▶ [Your goal]
Report how many lines contain "Size"; state the number and nothing else.

## begin Data to process

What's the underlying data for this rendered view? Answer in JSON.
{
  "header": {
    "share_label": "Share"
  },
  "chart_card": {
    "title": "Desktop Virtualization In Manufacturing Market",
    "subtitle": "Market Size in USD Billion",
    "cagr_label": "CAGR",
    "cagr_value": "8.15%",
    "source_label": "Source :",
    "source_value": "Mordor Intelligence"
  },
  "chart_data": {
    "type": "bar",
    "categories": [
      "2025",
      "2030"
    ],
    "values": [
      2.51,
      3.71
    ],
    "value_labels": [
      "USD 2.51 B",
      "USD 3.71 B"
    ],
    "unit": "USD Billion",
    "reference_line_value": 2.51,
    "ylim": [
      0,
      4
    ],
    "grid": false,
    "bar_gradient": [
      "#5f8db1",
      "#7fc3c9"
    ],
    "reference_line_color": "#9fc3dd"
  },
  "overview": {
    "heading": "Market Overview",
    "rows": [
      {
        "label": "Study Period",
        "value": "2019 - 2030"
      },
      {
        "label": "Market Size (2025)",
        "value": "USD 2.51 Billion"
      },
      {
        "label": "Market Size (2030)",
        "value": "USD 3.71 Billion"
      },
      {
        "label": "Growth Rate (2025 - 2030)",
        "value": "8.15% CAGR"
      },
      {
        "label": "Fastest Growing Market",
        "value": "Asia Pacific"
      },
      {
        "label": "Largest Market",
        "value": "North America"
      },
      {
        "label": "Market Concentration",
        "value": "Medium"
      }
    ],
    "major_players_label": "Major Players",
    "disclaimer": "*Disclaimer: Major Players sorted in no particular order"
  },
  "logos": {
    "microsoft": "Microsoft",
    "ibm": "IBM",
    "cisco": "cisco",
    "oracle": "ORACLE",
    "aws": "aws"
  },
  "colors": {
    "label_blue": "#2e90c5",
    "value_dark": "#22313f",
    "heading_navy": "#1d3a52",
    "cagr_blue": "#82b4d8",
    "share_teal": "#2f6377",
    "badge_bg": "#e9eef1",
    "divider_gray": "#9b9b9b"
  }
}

## end Data to process
## begin Data to process

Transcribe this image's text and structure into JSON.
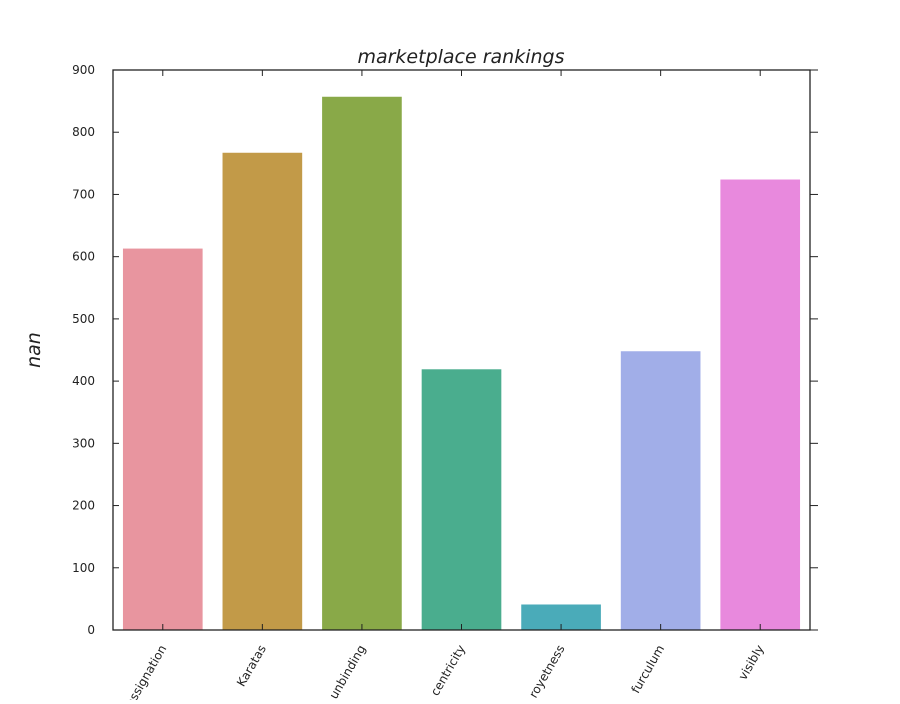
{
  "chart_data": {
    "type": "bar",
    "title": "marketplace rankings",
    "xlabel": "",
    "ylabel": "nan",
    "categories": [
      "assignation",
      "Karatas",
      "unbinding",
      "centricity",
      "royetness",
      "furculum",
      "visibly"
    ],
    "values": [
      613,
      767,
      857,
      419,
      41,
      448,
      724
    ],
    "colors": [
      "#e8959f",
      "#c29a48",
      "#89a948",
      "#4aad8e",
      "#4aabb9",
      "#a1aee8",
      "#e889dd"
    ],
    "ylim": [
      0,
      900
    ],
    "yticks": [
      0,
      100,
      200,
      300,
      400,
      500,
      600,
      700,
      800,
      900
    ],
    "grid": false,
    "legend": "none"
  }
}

## end Data to process

▶ [Solution to this task]
3